::: ENTRIES SUPPLIED
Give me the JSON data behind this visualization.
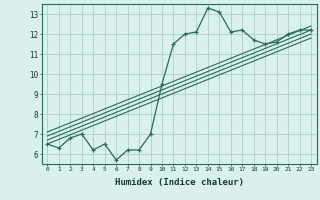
{
  "xlabel": "Humidex (Indice chaleur)",
  "bg_color": "#d8f0ee",
  "grid_color": "#b0ceca",
  "line_color": "#2a6b5a",
  "xlim": [
    -0.5,
    23.5
  ],
  "ylim": [
    5.5,
    13.5
  ],
  "xticks": [
    0,
    1,
    2,
    3,
    4,
    5,
    6,
    7,
    8,
    9,
    10,
    11,
    12,
    13,
    14,
    15,
    16,
    17,
    18,
    19,
    20,
    21,
    22,
    23
  ],
  "yticks": [
    6,
    7,
    8,
    9,
    10,
    11,
    12,
    13
  ],
  "main_x": [
    0,
    1,
    2,
    3,
    4,
    5,
    6,
    7,
    8,
    9,
    10,
    11,
    12,
    13,
    14,
    15,
    16,
    17,
    18,
    19,
    20,
    21,
    22,
    23
  ],
  "main_y": [
    6.5,
    6.3,
    6.8,
    7.0,
    6.2,
    6.5,
    5.7,
    6.2,
    6.2,
    7.0,
    9.5,
    11.5,
    12.0,
    12.1,
    13.3,
    13.1,
    12.1,
    12.2,
    11.7,
    11.5,
    11.6,
    12.0,
    12.2,
    12.2
  ],
  "lines": [
    [
      6.5,
      11.8
    ],
    [
      6.7,
      12.0
    ],
    [
      6.9,
      12.2
    ],
    [
      7.1,
      12.4
    ]
  ],
  "spine_color": "#2a6b5a"
}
::::::
Working from the lines above, reproduce the material exactly and exclude its pictures.

### FINISHED EXERCISE
Give me the JSON data behind this visualization.
{
  "xlabel": "Humidex (Indice chaleur)",
  "bg_color": "#d8f0ee",
  "grid_color": "#b0ceca",
  "line_color": "#2a6b5a",
  "xlim": [
    -0.5,
    23.5
  ],
  "ylim": [
    5.5,
    13.5
  ],
  "xticks": [
    0,
    1,
    2,
    3,
    4,
    5,
    6,
    7,
    8,
    9,
    10,
    11,
    12,
    13,
    14,
    15,
    16,
    17,
    18,
    19,
    20,
    21,
    22,
    23
  ],
  "yticks": [
    6,
    7,
    8,
    9,
    10,
    11,
    12,
    13
  ],
  "main_x": [
    0,
    1,
    2,
    3,
    4,
    5,
    6,
    7,
    8,
    9,
    10,
    11,
    12,
    13,
    14,
    15,
    16,
    17,
    18,
    19,
    20,
    21,
    22,
    23
  ],
  "main_y": [
    6.5,
    6.3,
    6.8,
    7.0,
    6.2,
    6.5,
    5.7,
    6.2,
    6.2,
    7.0,
    9.5,
    11.5,
    12.0,
    12.1,
    13.3,
    13.1,
    12.1,
    12.2,
    11.7,
    11.5,
    11.6,
    12.0,
    12.2,
    12.2
  ],
  "lines": [
    [
      6.5,
      11.8
    ],
    [
      6.7,
      12.0
    ],
    [
      6.9,
      12.2
    ],
    [
      7.1,
      12.4
    ]
  ],
  "spine_color": "#2a6b5a"
}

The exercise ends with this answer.